Every record below is to be retyped exactly.

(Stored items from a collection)
───

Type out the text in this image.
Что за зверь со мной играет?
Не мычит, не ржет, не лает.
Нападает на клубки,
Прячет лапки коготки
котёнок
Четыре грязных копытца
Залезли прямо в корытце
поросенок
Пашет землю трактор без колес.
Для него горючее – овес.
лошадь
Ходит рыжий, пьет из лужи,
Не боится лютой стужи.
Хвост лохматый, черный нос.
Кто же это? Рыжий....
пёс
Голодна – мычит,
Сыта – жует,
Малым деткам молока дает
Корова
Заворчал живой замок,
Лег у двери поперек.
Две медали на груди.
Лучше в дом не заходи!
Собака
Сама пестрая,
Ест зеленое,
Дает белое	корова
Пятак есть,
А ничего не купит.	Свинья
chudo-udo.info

───

→ Solution
Type out the text in this image.
Что за зверь со мной играет?
Не мычит, не ржет, не лает.
Нападает на клубки,
Прячет лапки коготки
котёнок
Четыре грязных копытца
Залезли прямо в корытце
поросенок
Пашет землю трактор без колес.
Для него горючее – овес.
лошадь
Ходит рыжий, пьет из лужи,
Не боится лютой стужи.
Хвост лохматый, черный нос.
Кто же это? Рыжий....
пёс
Голодна – мычит,
Сыта – жует,
Малым деткам молока дает
Корова
Заворчал живой замок,
Лег у двери поперек.
Две медали на груди.
Лучше в дом не заходи!
Собака
Сама пестрая,
Ест зеленое,
Дает белое	корова
Пятак есть,
А ничего не купит.	Свинья
chudo-udo.info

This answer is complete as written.